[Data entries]
--- begin ---

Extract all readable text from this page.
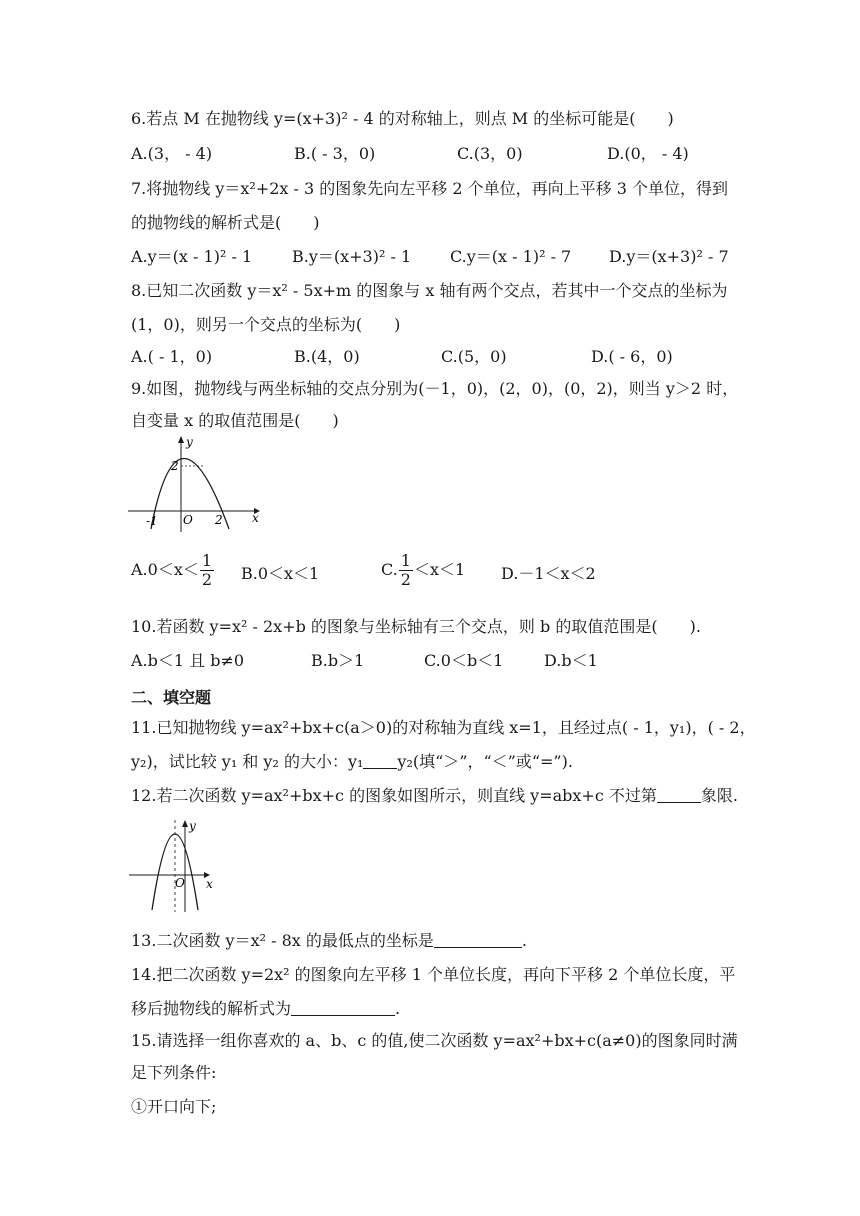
6.若点 M 在抛物线 y=(x+3)² - 4 的对称轴上，则点 M 的坐标可能是(　　)
A.(3， - 4)	B.( - 3，0)	C.(3，0)	D.(0， - 4)
7.将抛物线 y＝x²+2x - 3 的图象先向左平移 2 个单位，再向上平移 3 个单位，得到
的抛物线的解析式是(　　)
A.y＝(x - 1)² - 1 B.y＝(x+3)² - 1 C.y＝(x - 1)² - 7 D.y＝(x+3)² - 7
8.已知二次函数 y＝x² - 5x+m 的图象与 x 轴有两个交点，若其中一个交点的坐标为
(1，0)，则另一个交点的坐标为(　　)
A.( - 1，0)	B.(4，0)	C.(5，0)	D.( - 6，0)
9.如图，抛物线与两坐标轴的交点分别为(－1，0)，(2，0)，(0，2)，则当 y＞2 时，
自变量 x 的取值范围是(　　)
y
x
O
2
-1	2
$A.0<x< \frac{1}{2} B.0<x<1$	C. $\frac{1}{2} <x<1$ D.－1＜x＜2
10.若函数 y=x² - 2x+b 的图象与坐标轴有三个交点，则 b 的取值范围是(　　).
A.b＜1 且 b≠0	B.b＞1	C.0＜b＜1	D.b＜1
二、填空题
11.已知抛物线 y=ax²+bx+c(a＞0)的对称轴为直线 x=1，且经过点( - 1，y₁)，( - 2，
y₂)，试比较 y₁ 和 y₂ 的大小：y₁ y₂(填“＞”，“＜”或“=”).
12.若二次函数 y=ax²+bx+c 的图象如图所示，则直线 y=abx+c 不过第	象限.
y
x
O
13.二次函数 y＝x² - 8x 的最低点的坐标是	.
14.把二次函数 y=2x² 的图象向左平移 1 个单位长度，再向下平移 2 个单位长度，平
移后抛物线的解析式为	.
15.请选择一组你喜欢的 a、b、c 的值,使二次函数 y=ax²+bx+c(a≠0)的图象同时满
足下列条件:
①开口向下;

--- end ---

* **Exercise aim**
Omit the pictures, and quote the material above exactly as given.

* **Answer to the task**
Extract all readable text from this page.
6.若点 M 在抛物线 y=(x+3)² - 4 的对称轴上，则点 M 的坐标可能是(　　)
A.(3， - 4)	B.( - 3，0)	C.(3，0)	D.(0， - 4)
7.将抛物线 y＝x²+2x - 3 的图象先向左平移 2 个单位，再向上平移 3 个单位，得到
的抛物线的解析式是(　　)
A.y＝(x - 1)² - 1 B.y＝(x+3)² - 1 C.y＝(x - 1)² - 7 D.y＝(x+3)² - 7
8.已知二次函数 y＝x² - 5x+m 的图象与 x 轴有两个交点，若其中一个交点的坐标为
(1，0)，则另一个交点的坐标为(　　)
A.( - 1，0)	B.(4，0)	C.(5，0)	D.( - 6，0)
9.如图，抛物线与两坐标轴的交点分别为(－1，0)，(2，0)，(0，2)，则当 y＞2 时，
自变量 x 的取值范围是(　　)
y
x
O
2
-1	2
$A.0<x< \frac{1}{2} B.0<x<1$	C. $\frac{1}{2} <x<1$ D.－1＜x＜2
10.若函数 y=x² - 2x+b 的图象与坐标轴有三个交点，则 b 的取值范围是(　　).
A.b＜1 且 b≠0	B.b＞1	C.0＜b＜1	D.b＜1
二、填空题
11.已知抛物线 y=ax²+bx+c(a＞0)的对称轴为直线 x=1，且经过点( - 1，y₁)，( - 2，
y₂)，试比较 y₁ 和 y₂ 的大小：y₁ y₂(填“＞”，“＜”或“=”).
12.若二次函数 y=ax²+bx+c 的图象如图所示，则直线 y=abx+c 不过第	象限.
y
x
O
13.二次函数 y＝x² - 8x 的最低点的坐标是	.
14.把二次函数 y=2x² 的图象向左平移 1 个单位长度，再向下平移 2 个单位长度，平
移后抛物线的解析式为	.
15.请选择一组你喜欢的 a、b、c 的值,使二次函数 y=ax²+bx+c(a≠0)的图象同时满
足下列条件:
①开口向下;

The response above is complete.